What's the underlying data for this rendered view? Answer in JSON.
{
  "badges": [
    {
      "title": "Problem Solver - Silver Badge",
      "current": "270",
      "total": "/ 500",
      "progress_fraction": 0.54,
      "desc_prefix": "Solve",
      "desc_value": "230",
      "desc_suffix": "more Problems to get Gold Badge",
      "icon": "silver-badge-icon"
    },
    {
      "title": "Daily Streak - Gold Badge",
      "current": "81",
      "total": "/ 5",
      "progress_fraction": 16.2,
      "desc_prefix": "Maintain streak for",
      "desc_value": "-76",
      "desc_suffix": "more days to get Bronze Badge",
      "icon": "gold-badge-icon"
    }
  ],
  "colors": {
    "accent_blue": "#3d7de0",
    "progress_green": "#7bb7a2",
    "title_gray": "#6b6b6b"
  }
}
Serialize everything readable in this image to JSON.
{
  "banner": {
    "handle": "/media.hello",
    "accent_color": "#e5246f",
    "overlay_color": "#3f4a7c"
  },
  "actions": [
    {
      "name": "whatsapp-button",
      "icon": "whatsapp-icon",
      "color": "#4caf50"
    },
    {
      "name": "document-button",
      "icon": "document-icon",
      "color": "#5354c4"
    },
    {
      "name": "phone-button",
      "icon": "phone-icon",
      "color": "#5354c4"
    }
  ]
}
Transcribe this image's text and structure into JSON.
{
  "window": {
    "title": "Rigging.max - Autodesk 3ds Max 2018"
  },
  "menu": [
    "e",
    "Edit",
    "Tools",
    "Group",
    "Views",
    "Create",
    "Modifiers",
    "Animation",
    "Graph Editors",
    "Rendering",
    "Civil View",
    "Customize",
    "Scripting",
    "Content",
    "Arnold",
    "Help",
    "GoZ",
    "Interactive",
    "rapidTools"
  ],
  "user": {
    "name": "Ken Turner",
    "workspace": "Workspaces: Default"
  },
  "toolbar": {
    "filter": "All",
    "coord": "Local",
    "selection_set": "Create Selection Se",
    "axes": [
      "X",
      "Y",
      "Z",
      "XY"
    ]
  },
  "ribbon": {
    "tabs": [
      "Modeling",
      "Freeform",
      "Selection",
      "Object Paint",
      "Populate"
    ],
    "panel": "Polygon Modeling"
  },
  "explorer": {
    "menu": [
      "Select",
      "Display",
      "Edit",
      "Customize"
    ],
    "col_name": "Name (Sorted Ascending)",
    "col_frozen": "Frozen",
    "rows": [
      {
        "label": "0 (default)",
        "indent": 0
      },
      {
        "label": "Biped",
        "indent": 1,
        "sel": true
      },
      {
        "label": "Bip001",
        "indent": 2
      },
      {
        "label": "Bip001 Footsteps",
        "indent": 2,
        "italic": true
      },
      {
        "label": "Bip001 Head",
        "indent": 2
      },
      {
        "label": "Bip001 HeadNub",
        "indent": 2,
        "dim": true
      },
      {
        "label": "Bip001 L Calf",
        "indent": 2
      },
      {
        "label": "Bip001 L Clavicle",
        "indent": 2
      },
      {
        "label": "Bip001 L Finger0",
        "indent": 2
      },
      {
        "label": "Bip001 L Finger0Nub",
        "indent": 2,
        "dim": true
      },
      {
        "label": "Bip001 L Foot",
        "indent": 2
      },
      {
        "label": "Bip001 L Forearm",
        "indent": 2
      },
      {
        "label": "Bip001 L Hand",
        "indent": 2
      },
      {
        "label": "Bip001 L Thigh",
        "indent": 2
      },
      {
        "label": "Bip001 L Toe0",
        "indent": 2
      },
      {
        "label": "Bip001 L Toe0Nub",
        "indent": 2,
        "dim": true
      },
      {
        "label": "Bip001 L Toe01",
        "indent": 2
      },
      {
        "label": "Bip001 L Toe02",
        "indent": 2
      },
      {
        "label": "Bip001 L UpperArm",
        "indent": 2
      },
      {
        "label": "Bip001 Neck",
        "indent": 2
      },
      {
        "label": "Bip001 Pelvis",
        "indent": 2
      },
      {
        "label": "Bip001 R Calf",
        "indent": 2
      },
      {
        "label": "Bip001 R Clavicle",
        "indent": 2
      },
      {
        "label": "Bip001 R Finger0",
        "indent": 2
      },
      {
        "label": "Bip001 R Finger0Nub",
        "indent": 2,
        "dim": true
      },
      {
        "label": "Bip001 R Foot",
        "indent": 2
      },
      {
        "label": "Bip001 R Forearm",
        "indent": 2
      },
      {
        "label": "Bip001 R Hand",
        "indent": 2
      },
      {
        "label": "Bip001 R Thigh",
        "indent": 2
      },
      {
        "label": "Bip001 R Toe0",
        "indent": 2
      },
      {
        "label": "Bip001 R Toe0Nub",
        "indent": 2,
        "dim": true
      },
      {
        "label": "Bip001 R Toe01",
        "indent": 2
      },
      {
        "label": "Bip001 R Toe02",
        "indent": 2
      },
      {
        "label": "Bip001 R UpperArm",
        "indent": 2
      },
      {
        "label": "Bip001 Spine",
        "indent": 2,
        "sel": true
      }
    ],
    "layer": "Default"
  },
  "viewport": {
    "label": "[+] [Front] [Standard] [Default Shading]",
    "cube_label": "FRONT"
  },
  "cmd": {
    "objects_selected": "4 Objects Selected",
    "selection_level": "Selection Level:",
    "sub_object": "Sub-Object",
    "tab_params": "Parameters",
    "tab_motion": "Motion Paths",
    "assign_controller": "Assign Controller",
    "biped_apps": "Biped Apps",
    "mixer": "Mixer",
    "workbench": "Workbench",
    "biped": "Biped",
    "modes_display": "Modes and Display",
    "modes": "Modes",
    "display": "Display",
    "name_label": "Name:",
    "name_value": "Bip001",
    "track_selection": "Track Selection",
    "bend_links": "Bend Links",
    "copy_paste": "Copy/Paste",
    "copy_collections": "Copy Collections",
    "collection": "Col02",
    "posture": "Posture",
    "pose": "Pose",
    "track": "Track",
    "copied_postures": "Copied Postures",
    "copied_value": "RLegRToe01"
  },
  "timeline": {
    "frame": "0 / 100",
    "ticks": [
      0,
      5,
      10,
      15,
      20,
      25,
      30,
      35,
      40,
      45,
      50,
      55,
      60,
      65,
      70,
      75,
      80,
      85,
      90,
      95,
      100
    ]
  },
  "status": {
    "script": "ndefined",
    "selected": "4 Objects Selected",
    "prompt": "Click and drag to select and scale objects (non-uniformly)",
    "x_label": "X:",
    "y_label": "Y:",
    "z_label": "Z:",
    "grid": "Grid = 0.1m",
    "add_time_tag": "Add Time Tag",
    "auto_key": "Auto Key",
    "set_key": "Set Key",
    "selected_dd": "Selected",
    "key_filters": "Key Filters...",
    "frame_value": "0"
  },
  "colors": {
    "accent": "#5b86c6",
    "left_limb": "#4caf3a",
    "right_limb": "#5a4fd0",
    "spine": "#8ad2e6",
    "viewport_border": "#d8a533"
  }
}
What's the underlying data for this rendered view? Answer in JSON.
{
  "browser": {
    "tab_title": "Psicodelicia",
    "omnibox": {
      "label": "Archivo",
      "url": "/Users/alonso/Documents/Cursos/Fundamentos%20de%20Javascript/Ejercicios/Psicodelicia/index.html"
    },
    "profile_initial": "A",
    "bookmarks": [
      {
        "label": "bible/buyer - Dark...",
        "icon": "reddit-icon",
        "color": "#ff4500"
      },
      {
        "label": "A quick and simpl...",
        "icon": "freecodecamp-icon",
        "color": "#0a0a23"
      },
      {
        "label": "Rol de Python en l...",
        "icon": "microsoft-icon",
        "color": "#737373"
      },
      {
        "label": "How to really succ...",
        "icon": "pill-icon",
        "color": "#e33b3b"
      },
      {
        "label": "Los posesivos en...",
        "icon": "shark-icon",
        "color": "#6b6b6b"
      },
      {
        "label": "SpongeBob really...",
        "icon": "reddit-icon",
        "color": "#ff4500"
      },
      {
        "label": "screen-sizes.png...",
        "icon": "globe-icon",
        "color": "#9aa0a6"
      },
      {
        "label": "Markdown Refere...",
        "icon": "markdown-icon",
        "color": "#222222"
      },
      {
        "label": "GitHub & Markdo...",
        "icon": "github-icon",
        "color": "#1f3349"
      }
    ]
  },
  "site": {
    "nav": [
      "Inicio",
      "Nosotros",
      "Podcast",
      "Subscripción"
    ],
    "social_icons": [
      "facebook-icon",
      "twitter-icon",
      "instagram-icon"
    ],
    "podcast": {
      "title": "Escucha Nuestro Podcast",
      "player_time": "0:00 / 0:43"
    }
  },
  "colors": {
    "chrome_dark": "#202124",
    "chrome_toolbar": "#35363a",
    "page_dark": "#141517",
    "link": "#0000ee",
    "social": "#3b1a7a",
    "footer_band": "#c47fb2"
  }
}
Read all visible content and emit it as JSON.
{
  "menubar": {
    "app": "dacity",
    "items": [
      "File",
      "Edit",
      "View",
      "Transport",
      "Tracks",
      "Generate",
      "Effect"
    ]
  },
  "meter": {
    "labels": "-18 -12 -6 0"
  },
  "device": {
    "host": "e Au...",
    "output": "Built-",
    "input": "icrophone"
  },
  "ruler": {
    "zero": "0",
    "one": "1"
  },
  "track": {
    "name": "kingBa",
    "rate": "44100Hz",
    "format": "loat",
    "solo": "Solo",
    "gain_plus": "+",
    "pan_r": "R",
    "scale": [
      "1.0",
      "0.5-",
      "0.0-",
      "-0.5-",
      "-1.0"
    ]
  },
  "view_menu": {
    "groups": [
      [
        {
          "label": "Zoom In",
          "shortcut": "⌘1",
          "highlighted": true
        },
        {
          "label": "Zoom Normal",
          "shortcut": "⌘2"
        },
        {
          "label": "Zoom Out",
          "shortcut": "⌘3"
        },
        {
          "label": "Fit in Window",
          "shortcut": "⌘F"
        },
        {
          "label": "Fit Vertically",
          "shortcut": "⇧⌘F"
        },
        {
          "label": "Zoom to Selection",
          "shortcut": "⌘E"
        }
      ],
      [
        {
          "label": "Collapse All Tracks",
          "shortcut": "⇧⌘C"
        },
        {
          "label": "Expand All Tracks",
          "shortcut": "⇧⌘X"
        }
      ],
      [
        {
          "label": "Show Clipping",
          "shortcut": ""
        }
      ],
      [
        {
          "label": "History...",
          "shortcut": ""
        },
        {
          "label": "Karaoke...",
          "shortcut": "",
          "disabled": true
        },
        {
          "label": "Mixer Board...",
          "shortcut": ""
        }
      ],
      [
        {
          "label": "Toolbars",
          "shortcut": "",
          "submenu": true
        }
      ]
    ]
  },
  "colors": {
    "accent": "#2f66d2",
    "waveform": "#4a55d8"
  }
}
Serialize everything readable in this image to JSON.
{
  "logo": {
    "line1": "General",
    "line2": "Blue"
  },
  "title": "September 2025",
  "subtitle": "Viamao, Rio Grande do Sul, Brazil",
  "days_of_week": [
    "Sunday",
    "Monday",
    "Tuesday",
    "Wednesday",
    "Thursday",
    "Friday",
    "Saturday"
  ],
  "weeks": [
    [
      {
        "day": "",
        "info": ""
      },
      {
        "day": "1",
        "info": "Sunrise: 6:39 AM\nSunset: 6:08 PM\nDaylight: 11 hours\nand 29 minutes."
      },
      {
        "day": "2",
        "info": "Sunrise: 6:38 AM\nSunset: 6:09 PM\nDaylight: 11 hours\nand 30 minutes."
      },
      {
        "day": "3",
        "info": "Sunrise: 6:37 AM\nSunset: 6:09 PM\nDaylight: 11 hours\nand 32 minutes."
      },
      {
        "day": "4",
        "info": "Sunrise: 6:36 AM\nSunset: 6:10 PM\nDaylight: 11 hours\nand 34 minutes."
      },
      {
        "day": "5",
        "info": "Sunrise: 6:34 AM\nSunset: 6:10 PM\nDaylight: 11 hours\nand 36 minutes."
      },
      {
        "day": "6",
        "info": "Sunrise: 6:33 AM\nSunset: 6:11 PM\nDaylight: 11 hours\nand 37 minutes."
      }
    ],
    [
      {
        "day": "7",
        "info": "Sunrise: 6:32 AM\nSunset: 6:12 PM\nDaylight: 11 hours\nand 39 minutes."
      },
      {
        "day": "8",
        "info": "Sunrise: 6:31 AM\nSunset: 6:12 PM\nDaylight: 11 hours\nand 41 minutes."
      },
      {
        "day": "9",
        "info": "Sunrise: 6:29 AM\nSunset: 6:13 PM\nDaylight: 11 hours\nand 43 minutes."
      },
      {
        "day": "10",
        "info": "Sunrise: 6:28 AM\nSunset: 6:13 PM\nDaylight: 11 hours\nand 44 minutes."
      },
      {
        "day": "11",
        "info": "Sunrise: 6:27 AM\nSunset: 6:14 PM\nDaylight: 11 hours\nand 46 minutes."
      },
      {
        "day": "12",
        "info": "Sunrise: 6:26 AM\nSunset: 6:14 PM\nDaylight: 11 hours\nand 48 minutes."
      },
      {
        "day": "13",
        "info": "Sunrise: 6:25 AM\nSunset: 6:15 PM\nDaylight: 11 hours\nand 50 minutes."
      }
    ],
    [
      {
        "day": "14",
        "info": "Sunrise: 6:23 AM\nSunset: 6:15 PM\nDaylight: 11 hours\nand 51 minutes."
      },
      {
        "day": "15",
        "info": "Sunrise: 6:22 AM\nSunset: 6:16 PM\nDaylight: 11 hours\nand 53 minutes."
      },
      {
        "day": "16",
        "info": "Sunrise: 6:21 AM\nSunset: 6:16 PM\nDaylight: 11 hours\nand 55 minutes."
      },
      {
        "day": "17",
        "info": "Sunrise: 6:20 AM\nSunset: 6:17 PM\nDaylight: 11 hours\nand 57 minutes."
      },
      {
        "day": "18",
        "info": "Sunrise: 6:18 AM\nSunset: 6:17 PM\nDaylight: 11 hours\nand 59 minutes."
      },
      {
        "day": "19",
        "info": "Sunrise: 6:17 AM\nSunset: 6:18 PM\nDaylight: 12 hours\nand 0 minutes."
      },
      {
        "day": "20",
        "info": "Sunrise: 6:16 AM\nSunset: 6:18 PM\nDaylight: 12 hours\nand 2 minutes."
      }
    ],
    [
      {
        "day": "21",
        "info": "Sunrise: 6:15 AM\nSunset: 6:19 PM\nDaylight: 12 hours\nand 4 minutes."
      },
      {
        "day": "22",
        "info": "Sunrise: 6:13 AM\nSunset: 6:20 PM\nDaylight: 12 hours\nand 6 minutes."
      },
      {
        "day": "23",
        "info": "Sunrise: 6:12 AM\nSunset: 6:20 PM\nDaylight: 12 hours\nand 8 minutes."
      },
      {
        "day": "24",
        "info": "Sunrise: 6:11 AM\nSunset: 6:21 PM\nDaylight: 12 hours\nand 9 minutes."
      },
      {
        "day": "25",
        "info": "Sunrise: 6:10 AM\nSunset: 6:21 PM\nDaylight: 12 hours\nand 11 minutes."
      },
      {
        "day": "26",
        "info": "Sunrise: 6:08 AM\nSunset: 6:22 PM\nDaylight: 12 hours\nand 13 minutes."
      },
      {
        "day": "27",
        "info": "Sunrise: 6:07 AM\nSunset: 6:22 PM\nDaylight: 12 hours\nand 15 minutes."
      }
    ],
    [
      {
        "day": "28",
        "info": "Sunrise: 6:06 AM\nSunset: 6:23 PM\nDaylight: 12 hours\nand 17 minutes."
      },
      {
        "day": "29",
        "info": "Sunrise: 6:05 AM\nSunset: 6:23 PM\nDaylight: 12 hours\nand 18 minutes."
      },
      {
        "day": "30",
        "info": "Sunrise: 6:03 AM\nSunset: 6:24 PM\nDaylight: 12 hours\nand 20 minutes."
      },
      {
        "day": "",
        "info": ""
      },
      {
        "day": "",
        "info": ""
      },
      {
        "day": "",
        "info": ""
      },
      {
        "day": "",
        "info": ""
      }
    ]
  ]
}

• SHORT PROBLEM: From the data, list each line in which the string "whatsapp" appears.

• TASK RESULT:
      "name": "whatsapp-button",
      "icon": "whatsapp-icon",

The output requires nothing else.